Search the data below for "Wasserspiegel"; list each line that holds it.

--- Start PROVIDED MATERIAL ---

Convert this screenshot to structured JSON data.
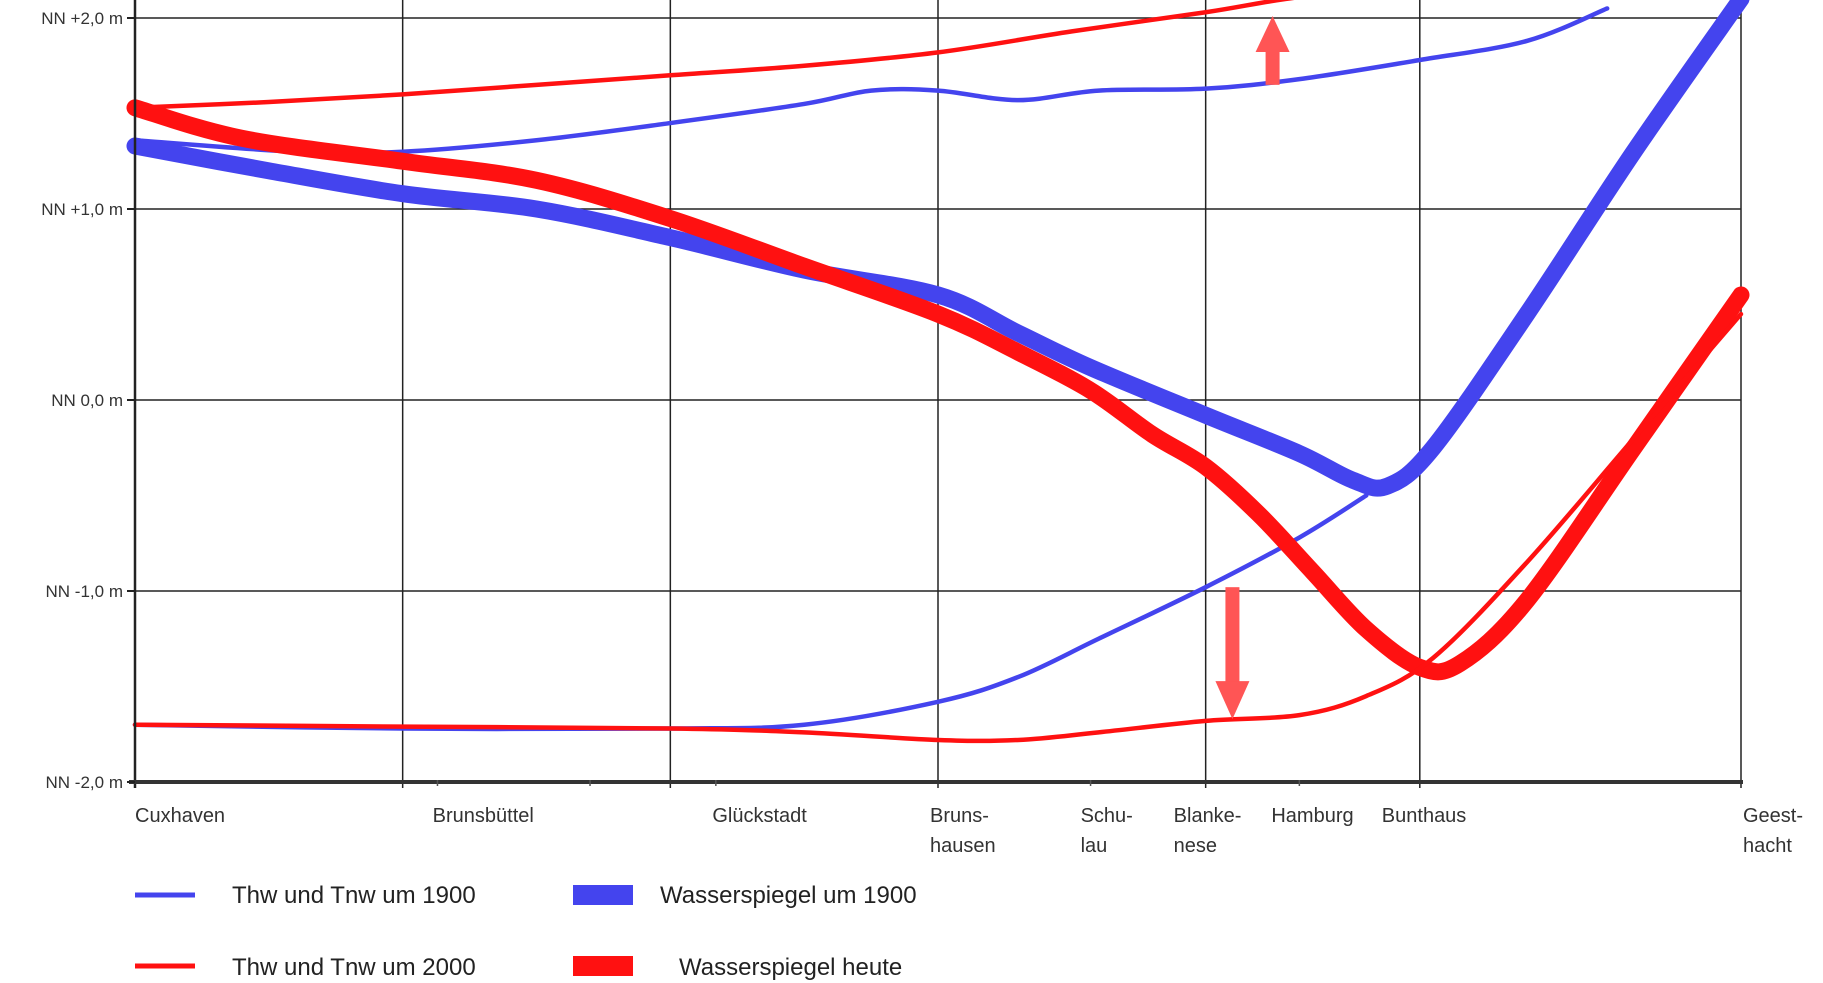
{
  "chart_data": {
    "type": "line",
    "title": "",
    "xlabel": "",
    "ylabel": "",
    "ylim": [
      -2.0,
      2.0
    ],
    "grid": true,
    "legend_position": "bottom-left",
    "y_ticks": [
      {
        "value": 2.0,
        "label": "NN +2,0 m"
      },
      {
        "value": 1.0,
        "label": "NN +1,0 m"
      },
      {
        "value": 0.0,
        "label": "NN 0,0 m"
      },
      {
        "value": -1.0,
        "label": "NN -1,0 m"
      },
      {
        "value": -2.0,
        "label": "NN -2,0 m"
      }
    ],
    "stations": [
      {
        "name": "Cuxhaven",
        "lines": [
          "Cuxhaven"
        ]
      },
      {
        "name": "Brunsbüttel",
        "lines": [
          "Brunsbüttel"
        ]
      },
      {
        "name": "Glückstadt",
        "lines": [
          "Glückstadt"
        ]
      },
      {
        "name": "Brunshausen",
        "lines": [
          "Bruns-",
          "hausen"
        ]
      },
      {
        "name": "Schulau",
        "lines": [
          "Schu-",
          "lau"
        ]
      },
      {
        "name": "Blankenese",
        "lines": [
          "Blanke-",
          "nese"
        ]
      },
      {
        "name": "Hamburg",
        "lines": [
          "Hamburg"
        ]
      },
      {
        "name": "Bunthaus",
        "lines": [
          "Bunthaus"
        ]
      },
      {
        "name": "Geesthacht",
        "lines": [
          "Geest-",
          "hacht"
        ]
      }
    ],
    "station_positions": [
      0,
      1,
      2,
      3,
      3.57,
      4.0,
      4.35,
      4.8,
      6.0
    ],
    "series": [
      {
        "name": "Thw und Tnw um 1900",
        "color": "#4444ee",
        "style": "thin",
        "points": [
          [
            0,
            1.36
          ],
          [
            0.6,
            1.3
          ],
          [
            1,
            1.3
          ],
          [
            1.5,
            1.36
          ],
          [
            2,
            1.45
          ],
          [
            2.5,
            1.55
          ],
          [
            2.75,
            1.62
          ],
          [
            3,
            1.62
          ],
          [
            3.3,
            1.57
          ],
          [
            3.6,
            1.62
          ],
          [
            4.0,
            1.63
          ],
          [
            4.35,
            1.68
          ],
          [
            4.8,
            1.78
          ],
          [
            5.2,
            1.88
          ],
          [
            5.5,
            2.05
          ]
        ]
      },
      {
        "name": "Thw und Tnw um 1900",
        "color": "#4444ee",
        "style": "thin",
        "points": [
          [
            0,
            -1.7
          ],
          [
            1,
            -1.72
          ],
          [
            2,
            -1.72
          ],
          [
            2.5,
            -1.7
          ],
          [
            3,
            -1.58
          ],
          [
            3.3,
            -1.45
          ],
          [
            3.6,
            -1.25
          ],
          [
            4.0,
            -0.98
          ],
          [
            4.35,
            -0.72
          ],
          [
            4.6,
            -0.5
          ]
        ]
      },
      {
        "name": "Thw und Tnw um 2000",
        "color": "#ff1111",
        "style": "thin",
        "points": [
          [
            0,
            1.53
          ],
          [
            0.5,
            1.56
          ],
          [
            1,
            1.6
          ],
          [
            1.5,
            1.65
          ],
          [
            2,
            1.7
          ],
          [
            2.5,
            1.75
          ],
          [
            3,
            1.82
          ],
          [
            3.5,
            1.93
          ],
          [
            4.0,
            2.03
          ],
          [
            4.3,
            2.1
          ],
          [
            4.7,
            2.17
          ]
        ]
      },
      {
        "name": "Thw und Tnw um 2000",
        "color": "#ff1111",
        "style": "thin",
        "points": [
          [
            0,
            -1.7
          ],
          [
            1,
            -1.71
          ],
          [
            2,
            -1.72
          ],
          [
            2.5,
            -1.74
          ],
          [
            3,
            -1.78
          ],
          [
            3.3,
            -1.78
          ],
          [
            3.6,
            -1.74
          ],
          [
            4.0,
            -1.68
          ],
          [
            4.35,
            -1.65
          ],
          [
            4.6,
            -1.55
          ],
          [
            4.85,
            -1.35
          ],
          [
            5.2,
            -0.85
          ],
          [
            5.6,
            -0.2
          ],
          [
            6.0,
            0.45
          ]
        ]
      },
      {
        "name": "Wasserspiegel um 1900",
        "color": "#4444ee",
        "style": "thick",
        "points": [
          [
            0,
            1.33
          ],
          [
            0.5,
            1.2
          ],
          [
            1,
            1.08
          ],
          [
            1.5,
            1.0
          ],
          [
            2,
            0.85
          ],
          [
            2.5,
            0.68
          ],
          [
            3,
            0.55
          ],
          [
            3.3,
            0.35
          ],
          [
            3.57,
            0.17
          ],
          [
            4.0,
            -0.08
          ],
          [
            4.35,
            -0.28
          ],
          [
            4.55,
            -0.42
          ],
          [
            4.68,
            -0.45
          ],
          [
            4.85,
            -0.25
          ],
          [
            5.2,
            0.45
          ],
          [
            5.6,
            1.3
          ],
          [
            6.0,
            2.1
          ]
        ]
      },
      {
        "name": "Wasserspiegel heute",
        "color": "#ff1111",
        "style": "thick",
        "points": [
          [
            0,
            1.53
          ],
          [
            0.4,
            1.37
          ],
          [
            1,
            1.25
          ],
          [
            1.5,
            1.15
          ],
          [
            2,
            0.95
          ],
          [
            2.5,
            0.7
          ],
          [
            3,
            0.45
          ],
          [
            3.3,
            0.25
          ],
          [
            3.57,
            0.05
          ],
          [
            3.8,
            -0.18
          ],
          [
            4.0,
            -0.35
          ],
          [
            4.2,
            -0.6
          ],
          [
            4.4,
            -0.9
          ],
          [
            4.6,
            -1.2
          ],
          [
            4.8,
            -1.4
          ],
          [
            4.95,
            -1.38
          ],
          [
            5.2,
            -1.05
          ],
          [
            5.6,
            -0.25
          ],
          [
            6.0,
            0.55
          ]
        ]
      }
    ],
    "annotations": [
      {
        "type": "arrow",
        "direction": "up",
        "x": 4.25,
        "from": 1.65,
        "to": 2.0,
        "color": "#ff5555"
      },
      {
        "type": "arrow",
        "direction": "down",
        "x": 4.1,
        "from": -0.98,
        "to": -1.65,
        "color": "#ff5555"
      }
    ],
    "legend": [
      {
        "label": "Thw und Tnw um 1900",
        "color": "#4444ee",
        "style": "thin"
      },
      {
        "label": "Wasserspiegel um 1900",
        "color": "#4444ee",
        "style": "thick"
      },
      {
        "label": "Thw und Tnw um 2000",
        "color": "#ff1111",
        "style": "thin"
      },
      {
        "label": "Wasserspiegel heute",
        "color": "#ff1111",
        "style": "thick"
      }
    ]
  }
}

--- End PROVIDED MATERIAL ---

◆ **RESPONSE TO THE TASK**
        "name": "Wasserspiegel um 1900",
        "name": "Wasserspiegel heute",
        "label": "Wasserspiegel um 1900",
        "label": "Wasserspiegel heute",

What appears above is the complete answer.